- _INSTRUCTION_: Render every entry exactly as it appears.
****************************************
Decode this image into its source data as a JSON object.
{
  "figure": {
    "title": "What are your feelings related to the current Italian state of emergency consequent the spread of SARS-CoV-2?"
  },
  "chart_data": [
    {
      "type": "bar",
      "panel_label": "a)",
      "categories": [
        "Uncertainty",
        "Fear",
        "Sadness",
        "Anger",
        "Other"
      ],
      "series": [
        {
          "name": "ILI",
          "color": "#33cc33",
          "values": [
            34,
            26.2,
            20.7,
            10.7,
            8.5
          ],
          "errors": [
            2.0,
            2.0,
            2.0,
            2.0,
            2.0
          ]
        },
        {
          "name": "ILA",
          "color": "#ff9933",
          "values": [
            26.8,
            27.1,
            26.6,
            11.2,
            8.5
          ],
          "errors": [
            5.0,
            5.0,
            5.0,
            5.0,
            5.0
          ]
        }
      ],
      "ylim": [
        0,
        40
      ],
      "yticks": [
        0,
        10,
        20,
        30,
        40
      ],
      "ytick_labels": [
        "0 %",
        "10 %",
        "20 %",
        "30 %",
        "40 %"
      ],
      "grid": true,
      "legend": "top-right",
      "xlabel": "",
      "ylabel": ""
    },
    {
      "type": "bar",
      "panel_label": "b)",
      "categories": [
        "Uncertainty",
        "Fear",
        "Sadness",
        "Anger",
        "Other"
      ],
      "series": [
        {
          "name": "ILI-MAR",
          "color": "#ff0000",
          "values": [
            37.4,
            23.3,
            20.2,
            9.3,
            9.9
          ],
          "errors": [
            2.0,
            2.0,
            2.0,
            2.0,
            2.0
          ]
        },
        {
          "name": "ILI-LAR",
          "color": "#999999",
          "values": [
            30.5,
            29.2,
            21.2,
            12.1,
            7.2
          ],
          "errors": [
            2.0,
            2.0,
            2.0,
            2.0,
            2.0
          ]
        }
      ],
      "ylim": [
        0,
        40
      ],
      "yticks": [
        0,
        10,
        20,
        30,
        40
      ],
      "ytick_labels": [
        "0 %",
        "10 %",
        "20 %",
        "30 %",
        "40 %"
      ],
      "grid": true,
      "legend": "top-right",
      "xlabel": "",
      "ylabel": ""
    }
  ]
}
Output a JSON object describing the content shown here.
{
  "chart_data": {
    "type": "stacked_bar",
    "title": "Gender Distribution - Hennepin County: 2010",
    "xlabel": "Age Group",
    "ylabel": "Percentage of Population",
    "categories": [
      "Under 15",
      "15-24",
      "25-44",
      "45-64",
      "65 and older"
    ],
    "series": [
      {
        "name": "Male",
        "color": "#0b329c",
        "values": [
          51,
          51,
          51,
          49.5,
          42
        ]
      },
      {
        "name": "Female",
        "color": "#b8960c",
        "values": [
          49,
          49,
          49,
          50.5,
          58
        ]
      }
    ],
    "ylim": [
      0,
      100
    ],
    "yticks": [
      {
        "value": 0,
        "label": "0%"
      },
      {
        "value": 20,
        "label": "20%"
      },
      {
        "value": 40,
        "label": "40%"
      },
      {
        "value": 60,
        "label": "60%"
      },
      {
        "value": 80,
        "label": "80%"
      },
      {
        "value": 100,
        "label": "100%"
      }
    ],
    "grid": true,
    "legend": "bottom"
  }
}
****************************************
- _CORRECT ANSWER_:
Decode this image into its source data as a JSON object.
{
  "figure": {
    "title": "What are your feelings related to the current Italian state of emergency consequent the spread of SARS-CoV-2?"
  },
  "chart_data": [
    {
      "type": "bar",
      "panel_label": "a)",
      "categories": [
        "Uncertainty",
        "Fear",
        "Sadness",
        "Anger",
        "Other"
      ],
      "series": [
        {
          "name": "ILI",
          "color": "#33cc33",
          "values": [
            34,
            26.2,
            20.7,
            10.7,
            8.5
          ],
          "errors": [
            2.0,
            2.0,
            2.0,
            2.0,
            2.0
          ]
        },
        {
          "name": "ILA",
          "color": "#ff9933",
          "values": [
            26.8,
            27.1,
            26.6,
            11.2,
            8.5
          ],
          "errors": [
            5.0,
            5.0,
            5.0,
            5.0,
            5.0
          ]
        }
      ],
      "ylim": [
        0,
        40
      ],
      "yticks": [
        0,
        10,
        20,
        30,
        40
      ],
      "ytick_labels": [
        "0 %",
        "10 %",
        "20 %",
        "30 %",
        "40 %"
      ],
      "grid": true,
      "legend": "top-right",
      "xlabel": "",
      "ylabel": ""
    },
    {
      "type": "bar",
      "panel_label": "b)",
      "categories": [
        "Uncertainty",
        "Fear",
        "Sadness",
        "Anger",
        "Other"
      ],
      "series": [
        {
          "name": "ILI-MAR",
          "color": "#ff0000",
          "values": [
            37.4,
            23.3,
            20.2,
            9.3,
            9.9
          ],
          "errors": [
            2.0,
            2.0,
            2.0,
            2.0,
            2.0
          ]
        },
        {
          "name": "ILI-LAR",
          "color": "#999999",
          "values": [
            30.5,
            29.2,
            21.2,
            12.1,
            7.2
          ],
          "errors": [
            2.0,
            2.0,
            2.0,
            2.0,
            2.0
          ]
        }
      ],
      "ylim": [
        0,
        40
      ],
      "yticks": [
        0,
        10,
        20,
        30,
        40
      ],
      "ytick_labels": [
        "0 %",
        "10 %",
        "20 %",
        "30 %",
        "40 %"
      ],
      "grid": true,
      "legend": "top-right",
      "xlabel": "",
      "ylabel": ""
    }
  ]
}
Output a JSON object describing the content shown here.
{
  "chart_data": {
    "type": "stacked_bar",
    "title": "Gender Distribution - Hennepin County: 2010",
    "xlabel": "Age Group",
    "ylabel": "Percentage of Population",
    "categories": [
      "Under 15",
      "15-24",
      "25-44",
      "45-64",
      "65 and older"
    ],
    "series": [
      {
        "name": "Male",
        "color": "#0b329c",
        "values": [
          51,
          51,
          51,
          49.5,
          42
        ]
      },
      {
        "name": "Female",
        "color": "#b8960c",
        "values": [
          49,
          49,
          49,
          50.5,
          58
        ]
      }
    ],
    "ylim": [
      0,
      100
    ],
    "yticks": [
      {
        "value": 0,
        "label": "0%"
      },
      {
        "value": 20,
        "label": "20%"
      },
      {
        "value": 40,
        "label": "40%"
      },
      {
        "value": 60,
        "label": "60%"
      },
      {
        "value": 80,
        "label": "80%"
      },
      {
        "value": 100,
        "label": "100%"
      }
    ],
    "grid": true,
    "legend": "bottom"
  }
}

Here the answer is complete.